Saved entries
● ● ● ● ● ● ●

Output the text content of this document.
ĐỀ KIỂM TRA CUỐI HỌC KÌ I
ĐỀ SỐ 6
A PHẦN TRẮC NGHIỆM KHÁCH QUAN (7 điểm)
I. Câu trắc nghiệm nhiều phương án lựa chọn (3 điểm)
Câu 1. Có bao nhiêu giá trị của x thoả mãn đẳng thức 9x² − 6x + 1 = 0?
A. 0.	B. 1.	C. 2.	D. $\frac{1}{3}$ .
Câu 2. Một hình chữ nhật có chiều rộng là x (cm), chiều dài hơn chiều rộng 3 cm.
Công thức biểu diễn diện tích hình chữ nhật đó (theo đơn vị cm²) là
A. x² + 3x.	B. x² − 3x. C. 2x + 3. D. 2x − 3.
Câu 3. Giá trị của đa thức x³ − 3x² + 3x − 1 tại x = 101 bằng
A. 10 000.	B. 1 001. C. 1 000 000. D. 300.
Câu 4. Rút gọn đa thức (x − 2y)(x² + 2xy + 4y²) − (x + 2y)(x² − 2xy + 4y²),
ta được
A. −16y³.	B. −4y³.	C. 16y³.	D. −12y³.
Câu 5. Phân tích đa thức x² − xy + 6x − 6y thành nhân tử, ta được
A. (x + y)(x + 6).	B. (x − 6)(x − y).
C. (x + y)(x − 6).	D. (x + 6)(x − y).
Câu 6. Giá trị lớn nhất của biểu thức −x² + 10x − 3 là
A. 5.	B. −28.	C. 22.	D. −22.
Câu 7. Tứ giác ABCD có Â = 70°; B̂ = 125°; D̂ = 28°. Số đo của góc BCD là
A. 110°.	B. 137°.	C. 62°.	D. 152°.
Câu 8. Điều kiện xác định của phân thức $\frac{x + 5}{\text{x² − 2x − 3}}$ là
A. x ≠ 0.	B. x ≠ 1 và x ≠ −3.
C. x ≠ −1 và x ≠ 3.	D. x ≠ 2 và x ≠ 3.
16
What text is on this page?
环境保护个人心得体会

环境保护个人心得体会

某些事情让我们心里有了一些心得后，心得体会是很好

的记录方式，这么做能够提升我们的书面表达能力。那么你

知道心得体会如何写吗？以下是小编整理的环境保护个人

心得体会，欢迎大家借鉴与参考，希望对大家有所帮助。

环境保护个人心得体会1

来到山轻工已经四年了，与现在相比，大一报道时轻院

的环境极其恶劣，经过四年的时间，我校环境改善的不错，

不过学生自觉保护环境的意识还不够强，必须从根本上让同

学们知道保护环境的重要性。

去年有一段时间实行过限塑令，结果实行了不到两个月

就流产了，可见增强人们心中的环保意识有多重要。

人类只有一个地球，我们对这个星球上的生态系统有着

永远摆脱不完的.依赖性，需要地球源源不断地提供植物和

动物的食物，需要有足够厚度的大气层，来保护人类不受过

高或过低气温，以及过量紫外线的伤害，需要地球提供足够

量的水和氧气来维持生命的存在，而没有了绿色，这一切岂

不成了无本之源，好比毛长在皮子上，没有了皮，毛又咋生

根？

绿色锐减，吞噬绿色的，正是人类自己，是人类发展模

● ● ● ● ● ● ●

Task brief » All lines holding the word "frac" should be picked out and copied.

Solved exercise »
A. 0.	B. 1.	C. 2.	D. $\frac{1}{3}$ .
Câu 8. Điều kiện xác định của phân thức $\frac{x + 5}{\text{x² − 2x − 3}}$ là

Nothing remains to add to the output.